### Aim:
Find every line in the records that contains the word "apparatus", and copy each one. Treat uppercase and lowercase letters as different.

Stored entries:
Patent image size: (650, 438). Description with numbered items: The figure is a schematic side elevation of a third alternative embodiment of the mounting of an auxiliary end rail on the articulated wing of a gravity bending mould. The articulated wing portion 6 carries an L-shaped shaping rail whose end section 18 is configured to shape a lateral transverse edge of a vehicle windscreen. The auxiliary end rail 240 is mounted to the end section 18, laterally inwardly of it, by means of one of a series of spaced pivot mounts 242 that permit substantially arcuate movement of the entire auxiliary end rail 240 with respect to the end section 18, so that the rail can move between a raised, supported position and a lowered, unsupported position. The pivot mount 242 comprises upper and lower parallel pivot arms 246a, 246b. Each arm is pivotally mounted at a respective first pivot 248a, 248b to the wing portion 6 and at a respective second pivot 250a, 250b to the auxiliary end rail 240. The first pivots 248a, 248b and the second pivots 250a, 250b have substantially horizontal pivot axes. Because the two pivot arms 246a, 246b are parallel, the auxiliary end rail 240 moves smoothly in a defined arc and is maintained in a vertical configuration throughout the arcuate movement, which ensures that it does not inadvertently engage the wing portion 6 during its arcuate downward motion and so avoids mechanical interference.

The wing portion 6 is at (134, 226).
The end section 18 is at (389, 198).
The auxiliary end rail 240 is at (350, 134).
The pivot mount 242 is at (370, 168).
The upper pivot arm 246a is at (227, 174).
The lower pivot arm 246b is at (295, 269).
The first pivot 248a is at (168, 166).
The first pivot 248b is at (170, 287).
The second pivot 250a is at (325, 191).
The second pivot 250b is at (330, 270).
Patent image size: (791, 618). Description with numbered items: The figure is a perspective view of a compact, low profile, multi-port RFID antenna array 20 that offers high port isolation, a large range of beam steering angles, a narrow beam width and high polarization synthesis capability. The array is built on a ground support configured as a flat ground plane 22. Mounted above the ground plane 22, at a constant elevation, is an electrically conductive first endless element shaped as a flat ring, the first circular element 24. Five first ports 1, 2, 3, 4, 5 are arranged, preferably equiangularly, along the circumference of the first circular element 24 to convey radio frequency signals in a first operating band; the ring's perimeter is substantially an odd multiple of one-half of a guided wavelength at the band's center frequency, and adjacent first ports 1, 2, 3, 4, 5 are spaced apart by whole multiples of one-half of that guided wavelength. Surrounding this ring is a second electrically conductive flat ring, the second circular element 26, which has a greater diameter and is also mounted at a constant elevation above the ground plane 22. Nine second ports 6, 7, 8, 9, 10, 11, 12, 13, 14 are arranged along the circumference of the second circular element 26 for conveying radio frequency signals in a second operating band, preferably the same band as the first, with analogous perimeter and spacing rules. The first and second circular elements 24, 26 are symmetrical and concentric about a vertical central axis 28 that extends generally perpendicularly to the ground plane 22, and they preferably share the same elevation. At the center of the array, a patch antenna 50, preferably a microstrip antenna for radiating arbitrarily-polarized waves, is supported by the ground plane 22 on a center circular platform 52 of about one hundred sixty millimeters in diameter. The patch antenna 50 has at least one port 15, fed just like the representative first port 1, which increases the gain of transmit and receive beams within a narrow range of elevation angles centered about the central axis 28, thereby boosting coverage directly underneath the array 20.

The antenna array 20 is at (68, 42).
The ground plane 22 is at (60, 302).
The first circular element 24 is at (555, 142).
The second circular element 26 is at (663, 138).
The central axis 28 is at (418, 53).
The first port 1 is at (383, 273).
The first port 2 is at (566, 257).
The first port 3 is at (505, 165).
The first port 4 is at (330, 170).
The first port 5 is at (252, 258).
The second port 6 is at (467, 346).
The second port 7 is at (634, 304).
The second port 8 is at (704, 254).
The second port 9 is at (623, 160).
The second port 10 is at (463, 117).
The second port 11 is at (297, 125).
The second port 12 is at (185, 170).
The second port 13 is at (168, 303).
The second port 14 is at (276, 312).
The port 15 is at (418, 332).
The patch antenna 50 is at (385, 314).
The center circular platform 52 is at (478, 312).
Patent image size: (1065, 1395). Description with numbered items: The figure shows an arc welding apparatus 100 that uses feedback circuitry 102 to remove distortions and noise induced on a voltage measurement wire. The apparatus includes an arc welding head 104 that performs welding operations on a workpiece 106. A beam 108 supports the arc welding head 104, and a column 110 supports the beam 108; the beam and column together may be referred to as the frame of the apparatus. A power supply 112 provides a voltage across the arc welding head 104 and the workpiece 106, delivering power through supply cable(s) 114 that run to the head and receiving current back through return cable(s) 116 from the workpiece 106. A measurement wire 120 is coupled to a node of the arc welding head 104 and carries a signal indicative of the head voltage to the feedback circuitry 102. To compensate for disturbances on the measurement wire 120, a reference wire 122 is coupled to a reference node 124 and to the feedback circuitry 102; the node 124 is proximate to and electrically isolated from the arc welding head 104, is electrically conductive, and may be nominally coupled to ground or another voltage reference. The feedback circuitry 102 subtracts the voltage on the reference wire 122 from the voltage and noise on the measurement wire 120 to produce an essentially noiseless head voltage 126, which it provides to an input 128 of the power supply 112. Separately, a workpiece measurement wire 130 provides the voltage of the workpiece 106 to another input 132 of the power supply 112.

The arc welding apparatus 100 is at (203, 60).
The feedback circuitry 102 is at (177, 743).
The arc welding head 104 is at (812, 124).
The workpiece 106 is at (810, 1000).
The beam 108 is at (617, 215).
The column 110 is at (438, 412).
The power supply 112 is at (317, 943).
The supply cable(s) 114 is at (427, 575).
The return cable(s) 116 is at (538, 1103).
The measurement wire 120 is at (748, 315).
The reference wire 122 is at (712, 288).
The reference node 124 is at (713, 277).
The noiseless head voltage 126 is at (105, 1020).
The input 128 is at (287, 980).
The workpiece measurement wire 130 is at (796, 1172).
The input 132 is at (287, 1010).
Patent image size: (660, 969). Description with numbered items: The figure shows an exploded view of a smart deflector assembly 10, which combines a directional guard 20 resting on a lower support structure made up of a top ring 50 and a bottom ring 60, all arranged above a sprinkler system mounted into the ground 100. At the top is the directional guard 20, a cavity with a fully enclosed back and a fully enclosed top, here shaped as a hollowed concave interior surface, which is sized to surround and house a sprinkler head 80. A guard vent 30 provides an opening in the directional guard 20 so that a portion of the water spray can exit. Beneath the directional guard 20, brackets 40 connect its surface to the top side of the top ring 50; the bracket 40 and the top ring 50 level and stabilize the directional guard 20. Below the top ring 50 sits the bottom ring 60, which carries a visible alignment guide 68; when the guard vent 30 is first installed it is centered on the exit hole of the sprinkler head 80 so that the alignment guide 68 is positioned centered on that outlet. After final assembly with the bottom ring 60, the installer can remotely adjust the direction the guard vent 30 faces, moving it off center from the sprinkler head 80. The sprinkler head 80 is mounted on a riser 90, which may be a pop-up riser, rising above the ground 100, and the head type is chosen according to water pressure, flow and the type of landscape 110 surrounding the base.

### Written solution:
Patent image size: (1065, 1395). Description with numbered items: The figure shows an arc welding apparatus 100 that uses feedback circuitry 102 to remove distortions and noise induced on a voltage measurement wire. The apparatus includes an arc welding head 104 that performs welding operations on a workpiece 106. A beam 108 supports the arc welding head 104, and a column 110 supports the beam 108; the beam and column together may be referred to as the frame of the apparatus. A power supply 112 provides a voltage across the arc welding head 104 and the workpiece 106, delivering power through supply cable(s) 114 that run to the head and receiving current back through return cable(s) 116 from the workpiece 106. A measurement wire 120 is coupled to a node of the arc welding head 104 and carries a signal indicative of the head voltage to the feedback circuitry 102. To compensate for disturbances on the measurement wire 120, a reference wire 122 is coupled to a reference node 124 and to the feedback circuitry 102; the node 124 is proximate to and electrically isolated from the arc welding head 104, is electrically conductive, and may be nominally coupled to ground or another voltage reference. The feedback circuitry 102 subtracts the voltage on the reference wire 122 from the voltage and noise on the measurement wire 120 to produce an essentially noiseless head voltage 126, which it provides to an input 128 of the power supply 112. Separately, a workpiece measurement wire 130 provides the voltage of the workpiece 106 to another input 132 of the power supply 112.
The arc welding apparatus 100 is at (203, 60).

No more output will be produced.